### Task directions
Transcribe the following lines without any changes.

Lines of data
════════
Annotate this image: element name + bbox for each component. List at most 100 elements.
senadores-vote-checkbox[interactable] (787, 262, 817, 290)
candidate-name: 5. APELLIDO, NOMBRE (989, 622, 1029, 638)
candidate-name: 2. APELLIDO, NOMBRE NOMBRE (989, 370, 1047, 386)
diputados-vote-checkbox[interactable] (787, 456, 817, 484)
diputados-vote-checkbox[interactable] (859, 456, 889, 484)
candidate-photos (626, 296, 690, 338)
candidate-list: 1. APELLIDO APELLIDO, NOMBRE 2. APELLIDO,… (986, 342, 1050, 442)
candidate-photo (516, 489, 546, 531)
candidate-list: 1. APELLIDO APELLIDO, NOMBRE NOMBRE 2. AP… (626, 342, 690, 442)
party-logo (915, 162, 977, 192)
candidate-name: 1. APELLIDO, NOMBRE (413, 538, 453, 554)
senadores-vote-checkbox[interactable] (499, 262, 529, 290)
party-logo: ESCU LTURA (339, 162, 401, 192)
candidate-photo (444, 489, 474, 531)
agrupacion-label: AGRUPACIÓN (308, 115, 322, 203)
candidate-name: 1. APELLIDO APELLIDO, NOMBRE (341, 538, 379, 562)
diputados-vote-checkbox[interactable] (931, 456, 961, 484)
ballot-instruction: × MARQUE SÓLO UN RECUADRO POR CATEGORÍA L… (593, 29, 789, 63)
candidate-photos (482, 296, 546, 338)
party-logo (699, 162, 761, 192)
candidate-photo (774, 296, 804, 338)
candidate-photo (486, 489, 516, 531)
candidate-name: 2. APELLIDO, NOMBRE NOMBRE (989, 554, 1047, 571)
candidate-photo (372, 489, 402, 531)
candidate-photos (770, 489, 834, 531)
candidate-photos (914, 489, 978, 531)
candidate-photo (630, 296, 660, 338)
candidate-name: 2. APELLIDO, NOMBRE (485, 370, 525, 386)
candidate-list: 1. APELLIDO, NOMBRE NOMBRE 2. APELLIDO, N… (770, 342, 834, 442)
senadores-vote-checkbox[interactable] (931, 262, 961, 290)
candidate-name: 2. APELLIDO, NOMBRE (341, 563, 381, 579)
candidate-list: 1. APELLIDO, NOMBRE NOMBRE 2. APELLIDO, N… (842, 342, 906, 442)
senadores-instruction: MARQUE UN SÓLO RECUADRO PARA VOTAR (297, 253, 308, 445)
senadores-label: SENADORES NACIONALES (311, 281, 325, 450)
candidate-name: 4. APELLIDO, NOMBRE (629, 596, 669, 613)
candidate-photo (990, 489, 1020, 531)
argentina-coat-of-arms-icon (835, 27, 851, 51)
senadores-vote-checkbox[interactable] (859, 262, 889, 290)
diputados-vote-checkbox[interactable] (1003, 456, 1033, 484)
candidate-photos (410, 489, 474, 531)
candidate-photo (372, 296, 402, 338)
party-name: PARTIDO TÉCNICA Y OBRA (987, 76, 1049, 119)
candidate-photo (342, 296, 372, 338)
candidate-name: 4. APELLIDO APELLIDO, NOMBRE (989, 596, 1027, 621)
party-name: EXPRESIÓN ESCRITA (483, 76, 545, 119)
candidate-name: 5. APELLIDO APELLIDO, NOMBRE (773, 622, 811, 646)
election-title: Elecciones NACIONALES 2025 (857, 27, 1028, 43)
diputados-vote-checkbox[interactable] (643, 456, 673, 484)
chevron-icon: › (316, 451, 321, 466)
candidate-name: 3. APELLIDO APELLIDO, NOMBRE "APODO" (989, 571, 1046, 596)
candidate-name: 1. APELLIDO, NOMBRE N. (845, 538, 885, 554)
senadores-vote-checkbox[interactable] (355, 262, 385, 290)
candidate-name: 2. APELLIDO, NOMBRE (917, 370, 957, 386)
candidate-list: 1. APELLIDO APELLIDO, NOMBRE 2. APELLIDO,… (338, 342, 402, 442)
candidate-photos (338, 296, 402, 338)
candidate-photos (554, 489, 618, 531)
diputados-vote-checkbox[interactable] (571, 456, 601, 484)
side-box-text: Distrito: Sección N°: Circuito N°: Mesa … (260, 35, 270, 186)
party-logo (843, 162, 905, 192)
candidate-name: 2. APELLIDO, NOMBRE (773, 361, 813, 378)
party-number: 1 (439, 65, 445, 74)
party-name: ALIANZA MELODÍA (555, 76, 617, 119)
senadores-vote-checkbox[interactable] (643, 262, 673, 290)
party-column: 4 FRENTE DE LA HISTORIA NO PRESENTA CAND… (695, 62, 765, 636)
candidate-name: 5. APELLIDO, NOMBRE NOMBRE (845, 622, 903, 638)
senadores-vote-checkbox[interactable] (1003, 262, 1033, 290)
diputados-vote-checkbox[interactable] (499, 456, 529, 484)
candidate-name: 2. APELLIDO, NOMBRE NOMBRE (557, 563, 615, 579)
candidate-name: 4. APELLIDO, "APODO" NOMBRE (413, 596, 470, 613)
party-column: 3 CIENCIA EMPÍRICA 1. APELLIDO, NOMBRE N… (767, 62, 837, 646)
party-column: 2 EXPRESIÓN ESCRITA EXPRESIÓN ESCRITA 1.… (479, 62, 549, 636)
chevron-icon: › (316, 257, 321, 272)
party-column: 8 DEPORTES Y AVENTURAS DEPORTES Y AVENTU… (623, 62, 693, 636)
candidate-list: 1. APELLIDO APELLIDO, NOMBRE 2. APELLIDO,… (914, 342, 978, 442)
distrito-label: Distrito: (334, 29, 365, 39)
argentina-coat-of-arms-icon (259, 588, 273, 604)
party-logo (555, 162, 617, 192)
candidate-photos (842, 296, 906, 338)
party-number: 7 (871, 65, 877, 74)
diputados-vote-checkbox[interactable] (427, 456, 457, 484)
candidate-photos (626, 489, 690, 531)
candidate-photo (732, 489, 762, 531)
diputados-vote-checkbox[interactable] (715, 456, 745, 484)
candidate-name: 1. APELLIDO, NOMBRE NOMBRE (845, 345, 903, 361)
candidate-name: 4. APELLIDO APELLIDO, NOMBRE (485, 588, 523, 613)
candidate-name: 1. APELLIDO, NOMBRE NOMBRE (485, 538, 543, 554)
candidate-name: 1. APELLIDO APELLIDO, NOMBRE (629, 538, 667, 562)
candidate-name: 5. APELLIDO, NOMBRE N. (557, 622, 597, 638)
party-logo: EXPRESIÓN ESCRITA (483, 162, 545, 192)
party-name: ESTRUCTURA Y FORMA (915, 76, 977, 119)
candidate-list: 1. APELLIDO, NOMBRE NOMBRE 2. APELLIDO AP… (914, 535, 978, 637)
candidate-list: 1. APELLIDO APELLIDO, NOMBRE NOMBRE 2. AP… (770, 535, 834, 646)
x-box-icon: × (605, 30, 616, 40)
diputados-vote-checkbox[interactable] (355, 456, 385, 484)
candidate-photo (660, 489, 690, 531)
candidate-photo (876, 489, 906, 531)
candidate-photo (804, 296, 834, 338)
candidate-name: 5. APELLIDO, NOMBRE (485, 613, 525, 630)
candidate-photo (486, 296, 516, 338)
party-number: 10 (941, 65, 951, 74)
════════
### Task response
Annotate this image: element name + bbox for each component. List at most 100 elements.
senadores-vote-checkbox[interactable] (787, 262, 817, 290)
candidate-name: 5. APELLIDO, NOMBRE (989, 622, 1029, 638)
candidate-name: 2. APELLIDO, NOMBRE NOMBRE (989, 370, 1047, 386)
diputados-vote-checkbox[interactable] (787, 456, 817, 484)
diputados-vote-checkbox[interactable] (859, 456, 889, 484)
candidate-photos (626, 296, 690, 338)
candidate-list: 1. APELLIDO APELLIDO, NOMBRE 2. APELLIDO,… (986, 342, 1050, 442)
candidate-photo (516, 489, 546, 531)
candidate-list: 1. APELLIDO APELLIDO, NOMBRE NOMBRE 2. AP… (626, 342, 690, 442)
party-logo (915, 162, 977, 192)
candidate-name: 1. APELLIDO, NOMBRE (413, 538, 453, 554)
senadores-vote-checkbox[interactable] (499, 262, 529, 290)
party-logo: ESCU LTURA (339, 162, 401, 192)
candidate-photo (444, 489, 474, 531)
agrupacion-label: AGRUPACIÓN (308, 115, 322, 203)
candidate-name: 1. APELLIDO APELLIDO, NOMBRE (341, 538, 379, 562)
diputados-vote-checkbox[interactable] (931, 456, 961, 484)
ballot-instruction: × MARQUE SÓLO UN RECUADRO POR CATEGORÍA L… (593, 29, 789, 63)
candidate-photos (482, 296, 546, 338)
party-logo (699, 162, 761, 192)
candidate-photo (774, 296, 804, 338)
candidate-photo (486, 489, 516, 531)
candidate-name: 2. APELLIDO, NOMBRE NOMBRE (989, 554, 1047, 571)
candidate-photo (372, 489, 402, 531)
candidate-photos (770, 489, 834, 531)
candidate-photos (914, 489, 978, 531)
candidate-photo (630, 296, 660, 338)
candidate-name: 2. APELLIDO, NOMBRE (485, 370, 525, 386)
candidate-list: 1. APELLIDO, NOMBRE NOMBRE 2. APELLIDO, N… (770, 342, 834, 442)
senadores-vote-checkbox[interactable] (931, 262, 961, 290)
candidate-name: 2. APELLIDO, NOMBRE (341, 563, 381, 579)
candidate-list: 1. APELLIDO, NOMBRE NOMBRE 2. APELLIDO, N… (842, 342, 906, 442)
senadores-instruction: MARQUE UN SÓLO RECUADRO PARA VOTAR (297, 253, 308, 445)
senadores-label: SENADORES NACIONALES (311, 281, 325, 450)
candidate-name: 4. APELLIDO, NOMBRE (629, 596, 669, 613)
candidate-photo (990, 489, 1020, 531)
argentina-coat-of-arms-icon (835, 27, 851, 51)
senadores-vote-checkbox[interactable] (859, 262, 889, 290)
diputados-vote-checkbox[interactable] (1003, 456, 1033, 484)
candidate-photos (410, 489, 474, 531)
candidate-photo (372, 296, 402, 338)
party-name: PARTIDO TÉCNICA Y OBRA (987, 76, 1049, 119)
candidate-photo (342, 296, 372, 338)
candidate-name: 4. APELLIDO APELLIDO, NOMBRE (989, 596, 1027, 621)
party-name: EXPRESIÓN ESCRITA (483, 76, 545, 119)
candidate-name: 5. APELLIDO APELLIDO, NOMBRE (773, 622, 811, 646)
election-title: Elecciones NACIONALES 2025 (857, 27, 1028, 43)
diputados-vote-checkbox[interactable] (643, 456, 673, 484)
chevron-icon: › (316, 451, 321, 466)
candidate-name: 3. APELLIDO APELLIDO, NOMBRE "APODO" (989, 571, 1046, 596)
candidate-name: 1. APELLIDO, NOMBRE N. (845, 538, 885, 554)
senadores-vote-checkbox[interactable] (355, 262, 385, 290)
candidate-name: 2. APELLIDO, NOMBRE (917, 370, 957, 386)
candidate-list: 1. APELLIDO APELLIDO, NOMBRE 2. APELLIDO,… (338, 342, 402, 442)
candidate-photos (338, 296, 402, 338)
candidate-photos (554, 489, 618, 531)
diputados-vote-checkbox[interactable] (571, 456, 601, 484)
side-box-text: Distrito: Sección N°: Circuito N°: Mesa … (260, 35, 270, 186)
party-logo (843, 162, 905, 192)
candidate-name: 2. APELLIDO, NOMBRE (773, 361, 813, 378)
party-number: 1 (439, 65, 445, 74)
party-name: ALIANZA MELODÍA (555, 76, 617, 119)
senadores-vote-checkbox[interactable] (643, 262, 673, 290)
party-column: 4 FRENTE DE LA HISTORIA NO PRESENTA CAND… (695, 62, 765, 636)
candidate-name: 5. APELLIDO, NOMBRE NOMBRE (845, 622, 903, 638)
senadores-vote-checkbox[interactable] (1003, 262, 1033, 290)
diputados-vote-checkbox[interactable] (499, 456, 529, 484)
candidate-name: 2. APELLIDO, NOMBRE NOMBRE (557, 563, 615, 579)
candidate-name: 4. APELLIDO, "APODO" NOMBRE (413, 596, 470, 613)
party-column: 3 CIENCIA EMPÍRICA 1. APELLIDO, NOMBRE N… (767, 62, 837, 646)
party-column: 2 EXPRESIÓN ESCRITA EXPRESIÓN ESCRITA 1.… (479, 62, 549, 636)
chevron-icon: › (316, 257, 321, 272)
party-column: 8 DEPORTES Y AVENTURAS DEPORTES Y AVENTU… (623, 62, 693, 636)
candidate-list: 1. APELLIDO APELLIDO, NOMBRE 2. APELLIDO,… (914, 342, 978, 442)
distrito-label: Distrito: (334, 29, 365, 39)
argentina-coat-of-arms-icon (259, 588, 273, 604)
party-logo (555, 162, 617, 192)
candidate-photos (842, 296, 906, 338)
party-number: 7 (871, 65, 877, 74)
diputados-vote-checkbox[interactable] (427, 456, 457, 484)
candidate-photos (626, 489, 690, 531)
candidate-photo (732, 489, 762, 531)
diputados-vote-checkbox[interactable] (715, 456, 745, 484)
candidate-name: 1. APELLIDO, NOMBRE NOMBRE (845, 345, 903, 361)
candidate-name: 4. APELLIDO APELLIDO, NOMBRE (485, 588, 523, 613)
candidate-name: 1. APELLIDO, NOMBRE NOMBRE (485, 538, 543, 554)
candidate-name: 1. APELLIDO APELLIDO, NOMBRE (629, 538, 667, 562)
candidate-name: 5. APELLIDO, NOMBRE N. (557, 622, 597, 638)
party-logo: EXPRESIÓN ESCRITA (483, 162, 545, 192)
party-name: ESTRUCTURA Y FORMA (915, 76, 977, 119)
candidate-list: 1. APELLIDO, NOMBRE NOMBRE 2. APELLIDO AP… (914, 535, 978, 637)
candidate-list: 1. APELLIDO APELLIDO, NOMBRE NOMBRE 2. AP… (770, 535, 834, 646)
x-box-icon: × (605, 30, 616, 40)
diputados-vote-checkbox[interactable] (355, 456, 385, 484)
candidate-photo (660, 489, 690, 531)
candidate-photo (876, 489, 906, 531)
candidate-photo (804, 296, 834, 338)
candidate-name: 5. APELLIDO, NOMBRE (485, 613, 525, 630)
candidate-photo (486, 296, 516, 338)
party-number: 10 (941, 65, 951, 74)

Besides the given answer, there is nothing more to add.